■ **Required task**: Scan the records below. List lines holding "glass".

■ **Exercise material**:
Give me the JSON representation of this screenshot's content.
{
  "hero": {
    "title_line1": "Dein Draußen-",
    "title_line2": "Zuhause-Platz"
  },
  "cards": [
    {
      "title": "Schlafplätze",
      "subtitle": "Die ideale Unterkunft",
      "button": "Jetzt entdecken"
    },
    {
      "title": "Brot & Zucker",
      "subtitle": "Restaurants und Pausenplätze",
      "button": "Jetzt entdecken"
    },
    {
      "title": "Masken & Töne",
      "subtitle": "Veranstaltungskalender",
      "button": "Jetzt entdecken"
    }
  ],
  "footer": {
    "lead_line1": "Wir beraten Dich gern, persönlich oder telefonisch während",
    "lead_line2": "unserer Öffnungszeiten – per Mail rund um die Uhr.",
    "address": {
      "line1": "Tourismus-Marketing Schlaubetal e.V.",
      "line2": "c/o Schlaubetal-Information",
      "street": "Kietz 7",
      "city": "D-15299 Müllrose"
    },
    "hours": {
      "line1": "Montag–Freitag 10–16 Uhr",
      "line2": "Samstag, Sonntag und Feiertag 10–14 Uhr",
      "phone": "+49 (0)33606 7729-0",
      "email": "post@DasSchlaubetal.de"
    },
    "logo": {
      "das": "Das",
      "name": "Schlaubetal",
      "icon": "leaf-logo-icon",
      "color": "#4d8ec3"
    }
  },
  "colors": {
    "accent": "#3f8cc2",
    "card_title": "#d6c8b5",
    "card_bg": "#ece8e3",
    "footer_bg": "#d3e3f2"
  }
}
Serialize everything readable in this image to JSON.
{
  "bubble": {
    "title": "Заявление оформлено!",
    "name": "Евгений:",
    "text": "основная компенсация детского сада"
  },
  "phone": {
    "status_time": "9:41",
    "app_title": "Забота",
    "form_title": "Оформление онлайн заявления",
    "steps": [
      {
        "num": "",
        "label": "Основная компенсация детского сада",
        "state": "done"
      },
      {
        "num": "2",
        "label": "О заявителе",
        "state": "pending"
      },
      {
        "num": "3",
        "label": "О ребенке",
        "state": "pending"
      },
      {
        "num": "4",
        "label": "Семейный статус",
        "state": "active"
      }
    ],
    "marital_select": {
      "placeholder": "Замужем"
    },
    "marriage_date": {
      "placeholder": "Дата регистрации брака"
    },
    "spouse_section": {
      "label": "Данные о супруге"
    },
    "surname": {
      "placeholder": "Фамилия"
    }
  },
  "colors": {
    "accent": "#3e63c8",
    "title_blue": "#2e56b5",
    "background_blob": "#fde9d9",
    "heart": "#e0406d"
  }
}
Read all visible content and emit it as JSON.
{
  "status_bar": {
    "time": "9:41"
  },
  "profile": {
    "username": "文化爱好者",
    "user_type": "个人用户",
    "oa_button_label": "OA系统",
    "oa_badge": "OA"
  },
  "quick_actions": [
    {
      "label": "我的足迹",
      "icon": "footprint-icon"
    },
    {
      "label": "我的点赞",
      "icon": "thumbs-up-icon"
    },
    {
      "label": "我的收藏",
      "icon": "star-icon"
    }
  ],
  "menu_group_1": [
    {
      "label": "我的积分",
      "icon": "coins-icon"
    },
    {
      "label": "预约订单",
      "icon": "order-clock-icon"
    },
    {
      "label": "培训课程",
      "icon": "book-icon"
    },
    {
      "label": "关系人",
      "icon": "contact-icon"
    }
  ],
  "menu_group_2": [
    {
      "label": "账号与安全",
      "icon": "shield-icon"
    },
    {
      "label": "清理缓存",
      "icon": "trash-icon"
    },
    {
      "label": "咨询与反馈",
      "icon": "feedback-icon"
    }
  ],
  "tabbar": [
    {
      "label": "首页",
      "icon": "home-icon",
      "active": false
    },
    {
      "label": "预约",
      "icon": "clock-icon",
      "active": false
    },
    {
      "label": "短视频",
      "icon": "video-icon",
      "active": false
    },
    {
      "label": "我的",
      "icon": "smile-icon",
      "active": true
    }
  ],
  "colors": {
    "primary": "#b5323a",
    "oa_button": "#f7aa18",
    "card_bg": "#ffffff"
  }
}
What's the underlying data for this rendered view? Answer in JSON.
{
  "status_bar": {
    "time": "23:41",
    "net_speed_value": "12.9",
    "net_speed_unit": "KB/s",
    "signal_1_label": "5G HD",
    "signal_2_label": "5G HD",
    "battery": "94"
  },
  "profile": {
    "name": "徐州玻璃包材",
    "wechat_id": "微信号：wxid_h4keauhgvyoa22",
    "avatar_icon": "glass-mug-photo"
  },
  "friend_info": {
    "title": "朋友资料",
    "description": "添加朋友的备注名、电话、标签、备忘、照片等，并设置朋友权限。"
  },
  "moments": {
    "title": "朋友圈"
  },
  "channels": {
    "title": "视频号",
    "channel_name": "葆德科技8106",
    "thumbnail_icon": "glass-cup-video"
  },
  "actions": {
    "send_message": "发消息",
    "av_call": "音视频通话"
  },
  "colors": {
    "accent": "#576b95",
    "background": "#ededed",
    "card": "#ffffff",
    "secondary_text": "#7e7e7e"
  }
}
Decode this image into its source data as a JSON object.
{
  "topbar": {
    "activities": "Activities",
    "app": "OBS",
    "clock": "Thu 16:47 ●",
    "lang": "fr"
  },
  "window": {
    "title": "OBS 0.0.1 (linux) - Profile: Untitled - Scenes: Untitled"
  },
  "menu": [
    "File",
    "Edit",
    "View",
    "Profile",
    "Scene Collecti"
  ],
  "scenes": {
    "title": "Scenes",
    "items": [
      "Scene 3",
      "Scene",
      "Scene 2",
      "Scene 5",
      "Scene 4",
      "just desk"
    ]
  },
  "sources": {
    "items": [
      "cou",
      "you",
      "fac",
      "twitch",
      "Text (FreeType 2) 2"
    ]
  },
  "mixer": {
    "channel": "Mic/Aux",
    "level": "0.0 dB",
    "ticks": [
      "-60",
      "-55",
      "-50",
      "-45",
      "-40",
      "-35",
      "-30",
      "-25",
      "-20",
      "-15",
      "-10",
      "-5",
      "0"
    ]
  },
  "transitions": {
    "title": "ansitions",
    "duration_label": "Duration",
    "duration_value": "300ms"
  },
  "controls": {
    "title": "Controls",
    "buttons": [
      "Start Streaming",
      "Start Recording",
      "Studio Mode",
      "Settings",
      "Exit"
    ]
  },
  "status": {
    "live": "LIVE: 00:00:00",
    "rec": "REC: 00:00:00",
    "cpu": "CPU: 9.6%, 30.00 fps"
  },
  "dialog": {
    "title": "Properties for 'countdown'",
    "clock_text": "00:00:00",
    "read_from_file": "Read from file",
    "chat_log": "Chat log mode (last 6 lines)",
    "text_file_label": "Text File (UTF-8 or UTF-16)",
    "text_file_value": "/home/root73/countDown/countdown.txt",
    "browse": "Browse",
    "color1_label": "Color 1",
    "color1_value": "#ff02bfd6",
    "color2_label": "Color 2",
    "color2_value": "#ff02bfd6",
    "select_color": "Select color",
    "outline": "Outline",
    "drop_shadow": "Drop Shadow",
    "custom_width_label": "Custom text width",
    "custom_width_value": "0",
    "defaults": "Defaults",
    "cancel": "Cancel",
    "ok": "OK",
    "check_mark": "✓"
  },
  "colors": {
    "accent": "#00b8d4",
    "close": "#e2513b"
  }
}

■ **Task solution**:
    "avatar_icon": "glass-mug-photo"
    "thumbnail_icon": "glass-cup-video"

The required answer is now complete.